Without including any pictures, copy each entry below exactly.
+ + + + +
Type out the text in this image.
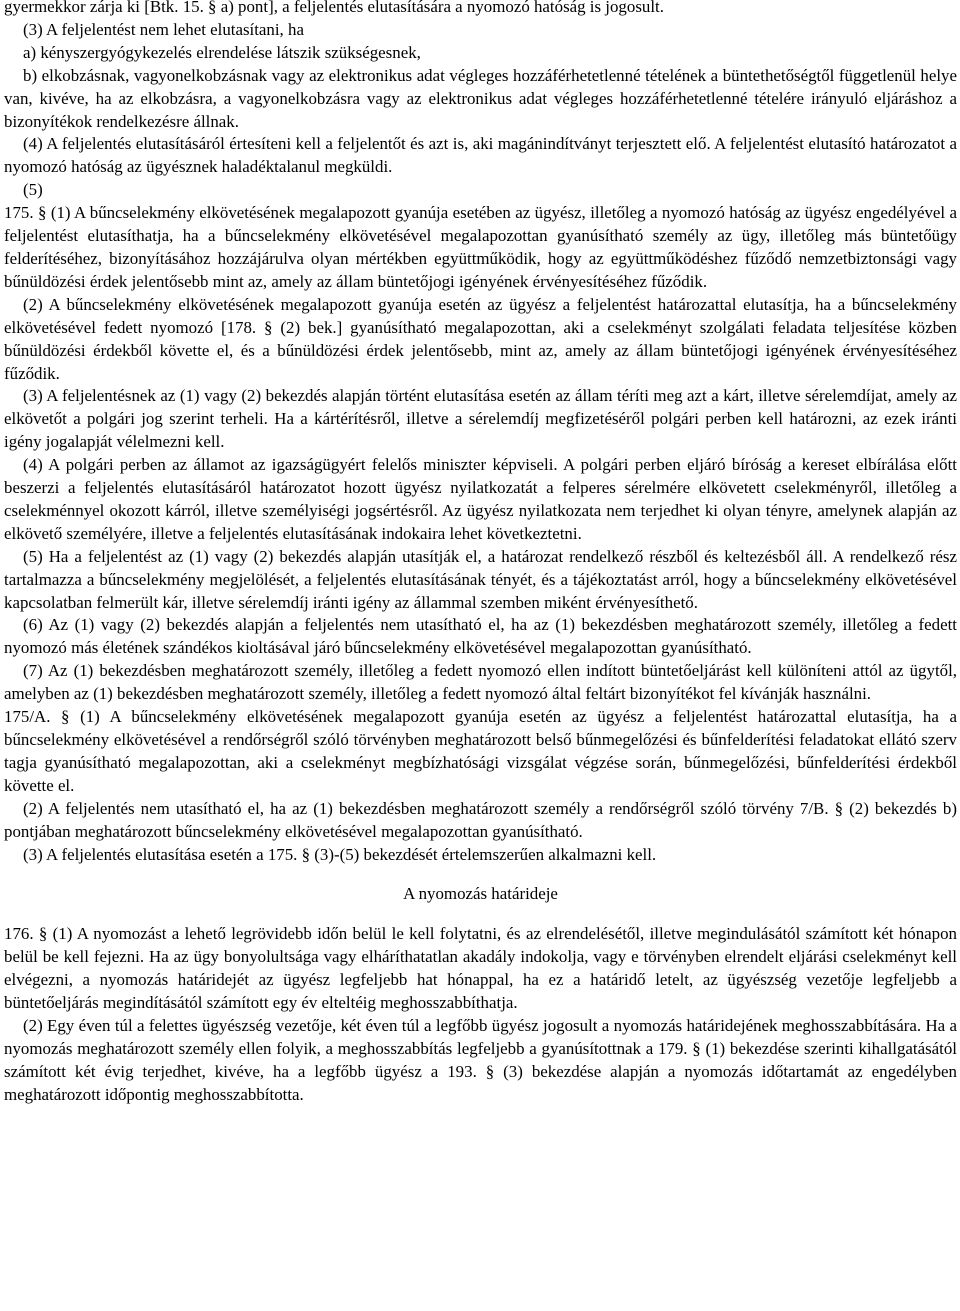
gyermekkor zárja ki [Btk. 15. § a) pont], a feljelentés elutasítására a nyomozó hatóság is jogosult.

(3) A feljelentést nem lehet elutasítani, ha

a) kényszergyógykezelés elrendelése látszik szükségesnek,

b) elkobzásnak, vagyonelkobzásnak vagy az elektronikus adat végleges hozzáférhetetlenné tételének a büntethetőségtől függetlenül helye van, kivéve, ha az elkobzásra, a vagyonelkobzásra vagy az elektronikus adat végleges hozzáférhetetlenné tételére irányuló eljáráshoz a bizonyítékok rendelkezésre állnak.

(4) A feljelentés elutasításáról értesíteni kell a feljelentőt és azt is, aki magánindítványt terjesztett elő. A feljelentést elutasító határozatot a nyomozó hatóság az ügyésznek haladéktalanul megküldi.

(5)

175. § (1) A bűncselekmény elkövetésének megalapozott gyanúja esetében az ügyész, illetőleg a nyomozó hatóság az ügyész engedélyével a feljelentést elutasíthatja, ha a bűncselekmény elkövetésével megalapozottan gyanúsítható személy az ügy, illetőleg más büntetőügy felderítéséhez, bizonyításához hozzájárulva olyan mértékben együttműködik, hogy az együttműködéshez fűződő nemzetbiztonsági vagy bűnüldözési érdek jelentősebb mint az, amely az állam büntetőjogi igényének érvényesítéséhez fűződik.

(2) A bűncselekmény elkövetésének megalapozott gyanúja esetén az ügyész a feljelentést határozattal elutasítja, ha a bűncselekmény elkövetésével fedett nyomozó [178. § (2) bek.] gyanúsítható megalapozottan, aki a cselekményt szolgálati feladata teljesítése közben bűnüldözési érdekből követte el, és a bűnüldözési érdek jelentősebb, mint az, amely az állam büntetőjogi igényének érvényesítéséhez fűződik.

(3) A feljelentésnek az (1) vagy (2) bekezdés alapján történt elutasítása esetén az állam téríti meg azt a kárt, illetve sérelemdíjat, amely az elkövetőt a polgári jog szerint terheli. Ha a kártérítésről, illetve a sérelemdíj megfizetéséről polgári perben kell határozni, az ezek iránti igény jogalapját vélelmezni kell.

(4) A polgári perben az államot az igazságügyért felelős miniszter képviseli. A polgári perben eljáró bíróság a kereset elbírálása előtt beszerzi a feljelentés elutasításáról határozatot hozott ügyész nyilatkozatát a felperes sérelmére elkövetett cselekményről, illetőleg a cselekménnyel okozott kárról, illetve személyiségi jogsértésről. Az ügyész nyilatkozata nem terjedhet ki olyan tényre, amelynek alapján az elkövető személyére, illetve a feljelentés elutasításának indokaira lehet következtetni.

(5) Ha a feljelentést az (1) vagy (2) bekezdés alapján utasítják el, a határozat rendelkező részből és keltezésből áll. A rendelkező rész tartalmazza a bűncselekmény megjelölését, a feljelentés elutasításának tényét, és a tájékoztatást arról, hogy a bűncselekmény elkövetésével kapcsolatban felmerült kár, illetve sérelemdíj iránti igény az állammal szemben miként érvényesíthető.

(6) Az (1) vagy (2) bekezdés alapján a feljelentés nem utasítható el, ha az (1) bekezdésben meghatározott személy, illetőleg a fedett nyomozó más életének szándékos kioltásával járó bűncselekmény elkövetésével megalapozottan gyanúsítható.

(7) Az (1) bekezdésben meghatározott személy, illetőleg a fedett nyomozó ellen indított büntetőeljárást kell különíteni attól az ügytől, amelyben az (1) bekezdésben meghatározott személy, illetőleg a fedett nyomozó által feltárt bizonyítékot fel kívánják használni.

175/A. § (1) A bűncselekmény elkövetésének megalapozott gyanúja esetén az ügyész a feljelentést határozattal elutasítja, ha a bűncselekmény elkövetésével a rendőrségről szóló törvényben meghatározott belső bűnmegelőzési és bűnfelderítési feladatokat ellátó szerv tagja gyanúsítható megalapozottan, aki a cselekményt megbízhatósági vizsgálat végzése során, bűnmegelőzési, bűnfelderítési érdekből követte el.

(2) A feljelentés nem utasítható el, ha az (1) bekezdésben meghatározott személy a rendőrségről szóló törvény 7/B. § (2) bekezdés b) pontjában meghatározott bűncselekmény elkövetésével megalapozottan gyanúsítható.

(3) A feljelentés elutasítása esetén a 175. § (3)-(5) bekezdését értelemszerűen alkalmazni kell.

A nyomozás határideje

176. § (1) A nyomozást a lehető legrövidebb időn belül le kell folytatni, és az elrendelésétől, illetve megindulásától számított két hónapon belül be kell fejezni. Ha az ügy bonyolultsága vagy elháríthatatlan akadály indokolja, vagy e törvényben elrendelt eljárási cselekményt kell elvégezni, a nyomozás határidejét az ügyész legfeljebb hat hónappal, ha ez a határidő letelt, az ügyészség vezetője legfeljebb a büntetőeljárás megindításától számított egy év elteltéig meghosszabbíthatja.

(2) Egy éven túl a felettes ügyészség vezetője, két éven túl a legfőbb ügyész jogosult a nyomozás határidejének meghosszabbítására. Ha a nyomozás meghatározott személy ellen folyik, a meghosszabbítás legfeljebb a gyanúsítottnak a 179. § (1) bekezdése szerinti kihallgatásától számított két évig terjedhet, kivéve, ha a legfőbb ügyész a 193. § (3) bekezdése alapján a nyomozás időtartamát az engedélyben meghatározott időpontig meghosszabbította.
+ + + + +
**Written response:**
Type out the text in this image.
gyermekkor zárja ki [Btk. 15. § a) pont], a feljelentés elutasítására a nyomozó hatóság is jogosult.

(3) A feljelentést nem lehet elutasítani, ha

a) kényszergyógykezelés elrendelése látszik szükségesnek,

b) elkobzásnak, vagyonelkobzásnak vagy az elektronikus adat végleges hozzáférhetetlenné tételének a büntethetőségtől függetlenül helye van, kivéve, ha az elkobzásra, a vagyonelkobzásra vagy az elektronikus adat végleges hozzáférhetetlenné tételére irányuló eljáráshoz a bizonyítékok rendelkezésre állnak.

(4) A feljelentés elutasításáról értesíteni kell a feljelentőt és azt is, aki magánindítványt terjesztett elő. A feljelentést elutasító határozatot a nyomozó hatóság az ügyésznek haladéktalanul megküldi.

(5)

175. § (1) A bűncselekmény elkövetésének megalapozott gyanúja esetében az ügyész, illetőleg a nyomozó hatóság az ügyész engedélyével a feljelentést elutasíthatja, ha a bűncselekmény elkövetésével megalapozottan gyanúsítható személy az ügy, illetőleg más büntetőügy felderítéséhez, bizonyításához hozzájárulva olyan mértékben együttműködik, hogy az együttműködéshez fűződő nemzetbiztonsági vagy bűnüldözési érdek jelentősebb mint az, amely az állam büntetőjogi igényének érvényesítéséhez fűződik.

(2) A bűncselekmény elkövetésének megalapozott gyanúja esetén az ügyész a feljelentést határozattal elutasítja, ha a bűncselekmény elkövetésével fedett nyomozó [178. § (2) bek.] gyanúsítható megalapozottan, aki a cselekményt szolgálati feladata teljesítése közben bűnüldözési érdekből követte el, és a bűnüldözési érdek jelentősebb, mint az, amely az állam büntetőjogi igényének érvényesítéséhez fűződik.

(3) A feljelentésnek az (1) vagy (2) bekezdés alapján történt elutasítása esetén az állam téríti meg azt a kárt, illetve sérelemdíjat, amely az elkövetőt a polgári jog szerint terheli. Ha a kártérítésről, illetve a sérelemdíj megfizetéséről polgári perben kell határozni, az ezek iránti igény jogalapját vélelmezni kell.

(4) A polgári perben az államot az igazságügyért felelős miniszter képviseli. A polgári perben eljáró bíróság a kereset elbírálása előtt beszerzi a feljelentés elutasításáról határozatot hozott ügyész nyilatkozatát a felperes sérelmére elkövetett cselekményről, illetőleg a cselekménnyel okozott kárról, illetve személyiségi jogsértésről. Az ügyész nyilatkozata nem terjedhet ki olyan tényre, amelynek alapján az elkövető személyére, illetve a feljelentés elutasításának indokaira lehet következtetni.

(5) Ha a feljelentést az (1) vagy (2) bekezdés alapján utasítják el, a határozat rendelkező részből és keltezésből áll. A rendelkező rész tartalmazza a bűncselekmény megjelölését, a feljelentés elutasításának tényét, és a tájékoztatást arról, hogy a bűncselekmény elkövetésével kapcsolatban felmerült kár, illetve sérelemdíj iránti igény az állammal szemben miként érvényesíthető.

(6) Az (1) vagy (2) bekezdés alapján a feljelentés nem utasítható el, ha az (1) bekezdésben meghatározott személy, illetőleg a fedett nyomozó más életének szándékos kioltásával járó bűncselekmény elkövetésével megalapozottan gyanúsítható.

(7) Az (1) bekezdésben meghatározott személy, illetőleg a fedett nyomozó ellen indított büntetőeljárást kell különíteni attól az ügytől, amelyben az (1) bekezdésben meghatározott személy, illetőleg a fedett nyomozó által feltárt bizonyítékot fel kívánják használni.

175/A. § (1) A bűncselekmény elkövetésének megalapozott gyanúja esetén az ügyész a feljelentést határozattal elutasítja, ha a bűncselekmény elkövetésével a rendőrségről szóló törvényben meghatározott belső bűnmegelőzési és bűnfelderítési feladatokat ellátó szerv tagja gyanúsítható megalapozottan, aki a cselekményt megbízhatósági vizsgálat végzése során, bűnmegelőzési, bűnfelderítési érdekből követte el.

(2) A feljelentés nem utasítható el, ha az (1) bekezdésben meghatározott személy a rendőrségről szóló törvény 7/B. § (2) bekezdés b) pontjában meghatározott bűncselekmény elkövetésével megalapozottan gyanúsítható.

(3) A feljelentés elutasítása esetén a 175. § (3)-(5) bekezdését értelemszerűen alkalmazni kell.

A nyomozás határideje

176. § (1) A nyomozást a lehető legrövidebb időn belül le kell folytatni, és az elrendelésétől, illetve megindulásától számított két hónapon belül be kell fejezni. Ha az ügy bonyolultsága vagy elháríthatatlan akadály indokolja, vagy e törvényben elrendelt eljárási cselekményt kell elvégezni, a nyomozás határidejét az ügyész legfeljebb hat hónappal, ha ez a határidő letelt, az ügyészség vezetője legfeljebb a büntetőeljárás megindításától számított egy év elteltéig meghosszabbíthatja.

(2) Egy éven túl a felettes ügyészség vezetője, két éven túl a legfőbb ügyész jogosult a nyomozás határidejének meghosszabbítására. Ha a nyomozás meghatározott személy ellen folyik, a meghosszabbítás legfeljebb a gyanúsítottnak a 179. § (1) bekezdése szerinti kihallgatásától számított két évig terjedhet, kivéve, ha a legfőbb ügyész a 193. § (3) bekezdése alapján a nyomozás időtartamát az engedélyben meghatározott időpontig meghosszabbította.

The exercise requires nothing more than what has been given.